** Begin MATERIAL PROVIDED **

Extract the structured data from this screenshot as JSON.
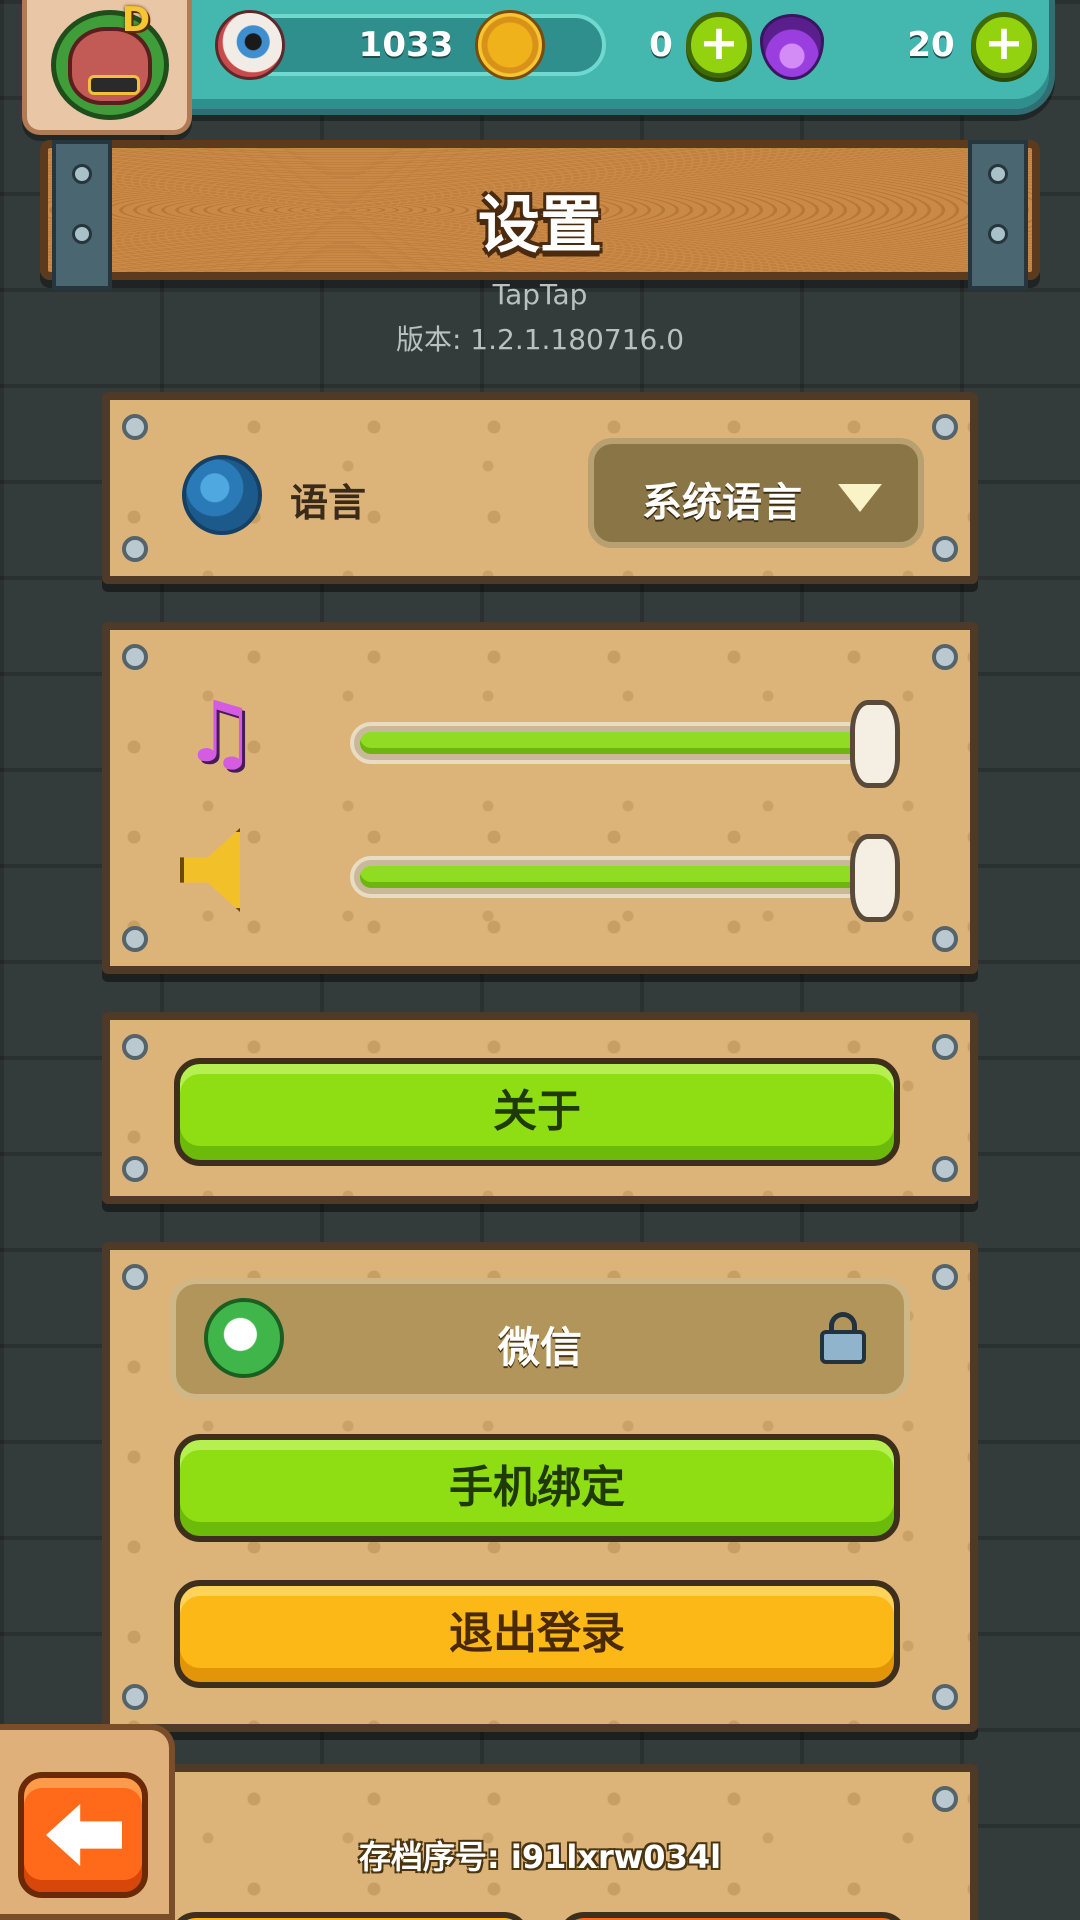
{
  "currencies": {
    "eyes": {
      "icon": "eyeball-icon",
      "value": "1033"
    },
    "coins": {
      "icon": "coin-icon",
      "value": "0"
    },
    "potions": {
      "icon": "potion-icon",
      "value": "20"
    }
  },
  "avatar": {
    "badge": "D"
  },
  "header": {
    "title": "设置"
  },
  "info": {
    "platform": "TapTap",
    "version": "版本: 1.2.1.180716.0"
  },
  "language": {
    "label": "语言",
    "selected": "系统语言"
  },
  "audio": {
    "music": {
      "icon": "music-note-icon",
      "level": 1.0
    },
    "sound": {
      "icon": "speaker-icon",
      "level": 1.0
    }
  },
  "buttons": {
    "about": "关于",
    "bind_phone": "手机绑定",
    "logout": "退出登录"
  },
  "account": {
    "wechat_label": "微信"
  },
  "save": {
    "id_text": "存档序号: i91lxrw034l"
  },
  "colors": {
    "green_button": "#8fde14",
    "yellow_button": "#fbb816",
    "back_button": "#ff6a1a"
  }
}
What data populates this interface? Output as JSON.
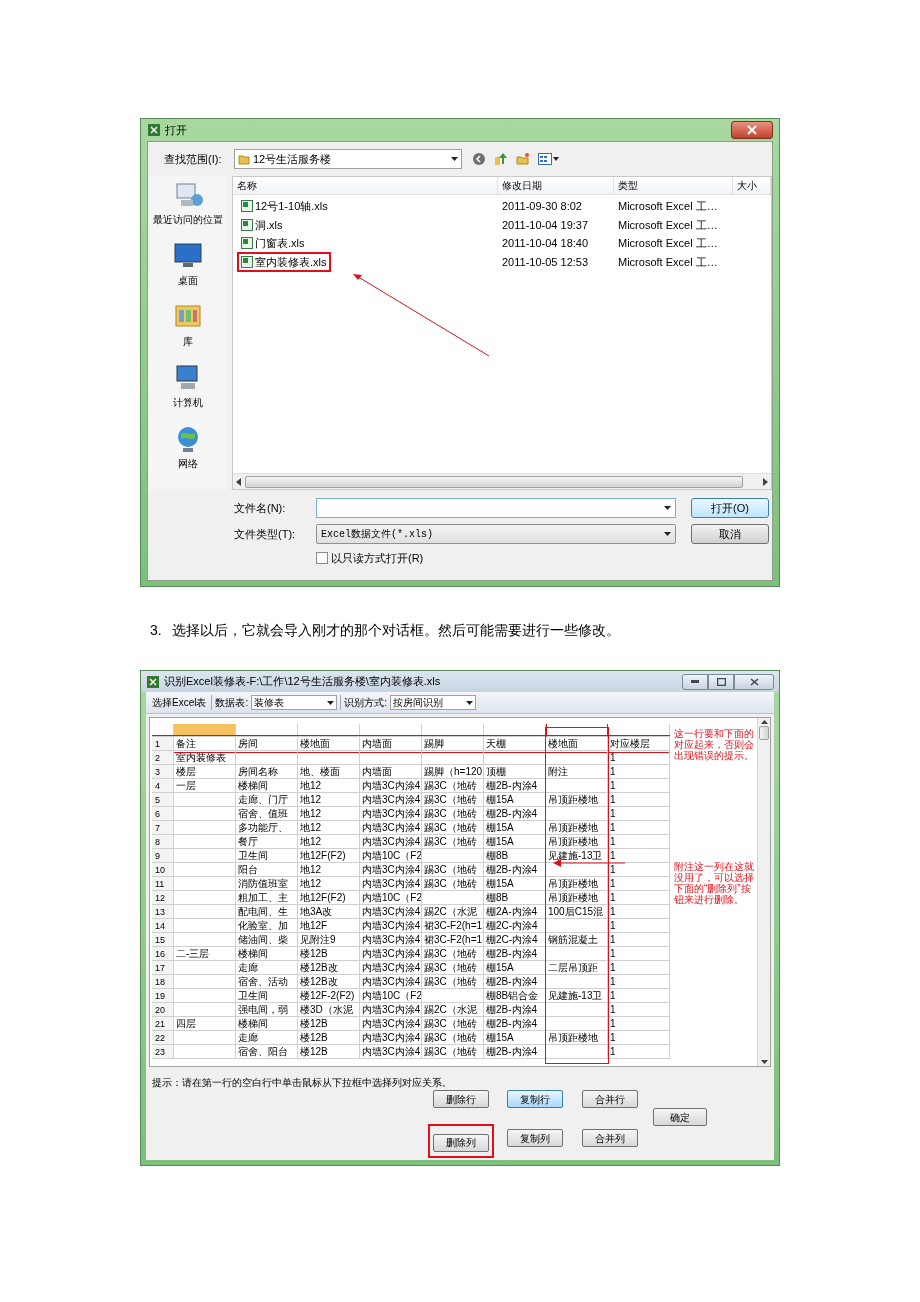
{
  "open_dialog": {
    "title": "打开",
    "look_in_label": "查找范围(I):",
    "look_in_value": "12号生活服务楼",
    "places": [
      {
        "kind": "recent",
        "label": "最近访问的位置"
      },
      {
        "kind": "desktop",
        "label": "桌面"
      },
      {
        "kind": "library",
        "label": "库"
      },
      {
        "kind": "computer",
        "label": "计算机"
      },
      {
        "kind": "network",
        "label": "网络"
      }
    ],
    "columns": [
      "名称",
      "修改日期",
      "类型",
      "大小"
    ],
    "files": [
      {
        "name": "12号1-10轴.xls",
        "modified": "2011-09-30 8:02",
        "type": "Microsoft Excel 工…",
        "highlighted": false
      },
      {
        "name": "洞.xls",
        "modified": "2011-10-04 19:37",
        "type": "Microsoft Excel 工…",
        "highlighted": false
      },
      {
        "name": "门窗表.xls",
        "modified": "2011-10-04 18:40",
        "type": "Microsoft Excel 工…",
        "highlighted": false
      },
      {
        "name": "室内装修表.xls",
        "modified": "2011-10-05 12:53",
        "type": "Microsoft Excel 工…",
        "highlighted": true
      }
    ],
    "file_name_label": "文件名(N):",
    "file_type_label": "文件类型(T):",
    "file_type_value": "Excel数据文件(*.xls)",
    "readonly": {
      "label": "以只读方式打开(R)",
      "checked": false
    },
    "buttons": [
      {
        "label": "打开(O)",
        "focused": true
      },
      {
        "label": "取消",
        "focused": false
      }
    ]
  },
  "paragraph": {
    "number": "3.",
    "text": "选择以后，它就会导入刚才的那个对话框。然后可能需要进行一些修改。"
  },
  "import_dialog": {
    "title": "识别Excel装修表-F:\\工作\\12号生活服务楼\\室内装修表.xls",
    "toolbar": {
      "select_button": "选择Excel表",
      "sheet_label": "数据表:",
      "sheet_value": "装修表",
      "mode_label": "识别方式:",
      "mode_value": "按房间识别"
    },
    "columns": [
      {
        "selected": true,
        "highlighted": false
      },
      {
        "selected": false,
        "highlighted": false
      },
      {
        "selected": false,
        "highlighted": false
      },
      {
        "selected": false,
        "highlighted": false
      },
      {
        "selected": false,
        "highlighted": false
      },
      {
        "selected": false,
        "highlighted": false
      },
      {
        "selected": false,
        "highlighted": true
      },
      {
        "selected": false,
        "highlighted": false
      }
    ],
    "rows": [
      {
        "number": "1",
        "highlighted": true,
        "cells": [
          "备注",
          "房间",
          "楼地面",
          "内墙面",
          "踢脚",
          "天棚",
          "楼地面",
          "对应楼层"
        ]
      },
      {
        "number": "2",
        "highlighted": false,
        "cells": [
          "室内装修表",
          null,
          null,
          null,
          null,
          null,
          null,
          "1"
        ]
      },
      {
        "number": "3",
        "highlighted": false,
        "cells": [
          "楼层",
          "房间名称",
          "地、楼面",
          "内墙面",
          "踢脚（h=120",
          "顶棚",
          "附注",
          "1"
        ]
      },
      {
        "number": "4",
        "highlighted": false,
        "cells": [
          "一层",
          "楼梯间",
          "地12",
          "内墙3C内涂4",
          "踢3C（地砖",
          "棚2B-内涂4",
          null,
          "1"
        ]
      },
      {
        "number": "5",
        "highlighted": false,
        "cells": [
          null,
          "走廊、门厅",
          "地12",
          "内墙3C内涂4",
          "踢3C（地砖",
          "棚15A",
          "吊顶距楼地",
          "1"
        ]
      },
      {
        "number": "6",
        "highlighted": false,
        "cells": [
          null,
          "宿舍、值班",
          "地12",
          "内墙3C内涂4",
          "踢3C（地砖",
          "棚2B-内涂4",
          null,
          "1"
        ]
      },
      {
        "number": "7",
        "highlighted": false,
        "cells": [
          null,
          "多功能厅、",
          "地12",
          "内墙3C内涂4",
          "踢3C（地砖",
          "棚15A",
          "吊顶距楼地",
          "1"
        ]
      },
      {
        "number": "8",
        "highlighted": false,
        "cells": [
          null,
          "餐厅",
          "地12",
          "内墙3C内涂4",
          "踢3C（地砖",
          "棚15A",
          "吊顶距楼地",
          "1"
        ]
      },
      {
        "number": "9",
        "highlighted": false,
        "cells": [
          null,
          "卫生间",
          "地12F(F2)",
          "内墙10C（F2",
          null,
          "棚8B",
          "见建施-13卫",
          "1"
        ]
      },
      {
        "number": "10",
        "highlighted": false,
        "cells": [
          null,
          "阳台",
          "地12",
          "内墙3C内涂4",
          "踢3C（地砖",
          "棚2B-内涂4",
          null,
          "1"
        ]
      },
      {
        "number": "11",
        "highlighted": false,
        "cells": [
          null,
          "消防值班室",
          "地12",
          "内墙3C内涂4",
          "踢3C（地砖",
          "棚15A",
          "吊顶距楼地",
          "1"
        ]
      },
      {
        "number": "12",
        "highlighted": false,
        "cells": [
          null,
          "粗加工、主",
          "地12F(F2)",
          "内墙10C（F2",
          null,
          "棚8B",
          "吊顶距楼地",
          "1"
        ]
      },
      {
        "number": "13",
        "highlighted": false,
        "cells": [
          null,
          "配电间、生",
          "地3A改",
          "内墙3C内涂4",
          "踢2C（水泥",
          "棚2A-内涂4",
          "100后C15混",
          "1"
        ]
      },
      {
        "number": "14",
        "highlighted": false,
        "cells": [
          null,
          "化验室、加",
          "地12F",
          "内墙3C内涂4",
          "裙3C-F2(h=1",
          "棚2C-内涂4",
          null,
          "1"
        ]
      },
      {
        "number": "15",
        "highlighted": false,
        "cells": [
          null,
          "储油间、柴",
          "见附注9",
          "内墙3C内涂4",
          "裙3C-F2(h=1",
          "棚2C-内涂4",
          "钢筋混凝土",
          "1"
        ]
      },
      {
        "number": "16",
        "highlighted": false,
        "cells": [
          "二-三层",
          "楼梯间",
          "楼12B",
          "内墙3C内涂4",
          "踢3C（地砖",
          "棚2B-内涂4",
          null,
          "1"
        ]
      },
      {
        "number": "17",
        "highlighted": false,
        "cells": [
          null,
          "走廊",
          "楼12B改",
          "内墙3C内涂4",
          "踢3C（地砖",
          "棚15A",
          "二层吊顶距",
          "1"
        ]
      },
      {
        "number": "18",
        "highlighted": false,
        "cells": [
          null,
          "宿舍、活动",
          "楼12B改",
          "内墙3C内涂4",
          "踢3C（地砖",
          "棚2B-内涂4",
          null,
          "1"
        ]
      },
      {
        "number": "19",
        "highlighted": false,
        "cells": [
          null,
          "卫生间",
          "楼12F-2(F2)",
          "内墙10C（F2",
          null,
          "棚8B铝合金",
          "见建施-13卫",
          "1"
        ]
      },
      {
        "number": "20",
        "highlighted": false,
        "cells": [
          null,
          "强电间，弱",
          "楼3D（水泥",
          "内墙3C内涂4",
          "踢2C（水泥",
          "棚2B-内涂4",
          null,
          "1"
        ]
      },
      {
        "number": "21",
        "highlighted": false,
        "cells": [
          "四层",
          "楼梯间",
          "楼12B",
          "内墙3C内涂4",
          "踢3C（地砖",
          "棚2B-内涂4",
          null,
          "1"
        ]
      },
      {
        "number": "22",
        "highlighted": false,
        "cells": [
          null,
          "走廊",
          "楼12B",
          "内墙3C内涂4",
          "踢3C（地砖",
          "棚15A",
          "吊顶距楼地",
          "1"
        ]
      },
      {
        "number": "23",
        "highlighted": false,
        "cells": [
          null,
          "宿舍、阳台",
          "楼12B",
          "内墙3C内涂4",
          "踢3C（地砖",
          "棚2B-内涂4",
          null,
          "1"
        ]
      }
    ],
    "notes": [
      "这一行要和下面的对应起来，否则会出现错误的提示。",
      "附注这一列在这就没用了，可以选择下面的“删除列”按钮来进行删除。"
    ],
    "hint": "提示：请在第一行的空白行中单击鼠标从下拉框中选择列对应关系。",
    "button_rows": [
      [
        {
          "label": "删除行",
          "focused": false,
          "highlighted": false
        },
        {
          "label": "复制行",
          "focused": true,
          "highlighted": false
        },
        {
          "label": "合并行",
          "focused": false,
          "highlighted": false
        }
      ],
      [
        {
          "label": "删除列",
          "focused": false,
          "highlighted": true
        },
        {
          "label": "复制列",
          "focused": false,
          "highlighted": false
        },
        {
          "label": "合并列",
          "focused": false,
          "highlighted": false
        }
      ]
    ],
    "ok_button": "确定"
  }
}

** End MATERIAL PROVIDED **

== INSTRUCTIONS TO FOLLOW ==
Filter the records for lines holding the string "data". Copy each one.

== THE ANSWER ==
Extract the structured data from this screenshot as JSON.
What data populates this interface? Output as JSON.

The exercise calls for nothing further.